Dataset extract:
──────────────────────────────
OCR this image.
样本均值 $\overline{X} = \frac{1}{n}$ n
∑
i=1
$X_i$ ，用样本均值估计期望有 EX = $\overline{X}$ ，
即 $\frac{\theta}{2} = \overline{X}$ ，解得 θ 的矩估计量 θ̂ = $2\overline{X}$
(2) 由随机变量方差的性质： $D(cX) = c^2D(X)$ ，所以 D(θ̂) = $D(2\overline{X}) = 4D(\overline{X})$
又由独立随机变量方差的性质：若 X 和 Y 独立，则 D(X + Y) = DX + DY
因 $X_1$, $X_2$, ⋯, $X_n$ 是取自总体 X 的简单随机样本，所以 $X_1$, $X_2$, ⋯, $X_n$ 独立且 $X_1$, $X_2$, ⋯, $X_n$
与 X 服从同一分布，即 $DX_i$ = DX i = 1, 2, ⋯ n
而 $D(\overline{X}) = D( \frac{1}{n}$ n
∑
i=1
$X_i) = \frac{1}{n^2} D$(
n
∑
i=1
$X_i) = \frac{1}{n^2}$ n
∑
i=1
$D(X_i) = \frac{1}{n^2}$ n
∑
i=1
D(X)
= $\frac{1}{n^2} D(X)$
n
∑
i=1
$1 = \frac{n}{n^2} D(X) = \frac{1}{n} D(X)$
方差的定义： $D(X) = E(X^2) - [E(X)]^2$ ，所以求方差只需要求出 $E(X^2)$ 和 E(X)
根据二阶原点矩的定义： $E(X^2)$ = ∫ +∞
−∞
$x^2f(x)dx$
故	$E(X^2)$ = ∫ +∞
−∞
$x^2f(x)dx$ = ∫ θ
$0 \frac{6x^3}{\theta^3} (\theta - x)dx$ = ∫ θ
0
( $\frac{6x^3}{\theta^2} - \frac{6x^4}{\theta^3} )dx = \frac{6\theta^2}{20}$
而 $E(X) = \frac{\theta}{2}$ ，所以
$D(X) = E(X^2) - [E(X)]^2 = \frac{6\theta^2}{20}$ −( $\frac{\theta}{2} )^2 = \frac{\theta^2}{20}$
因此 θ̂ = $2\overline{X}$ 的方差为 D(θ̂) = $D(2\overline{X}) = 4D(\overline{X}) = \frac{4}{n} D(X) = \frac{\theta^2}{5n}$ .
──────────────────────────────
Goal:
What is the number of lines above that hold the string "theta"? Answer with that number alone.

Written response:
6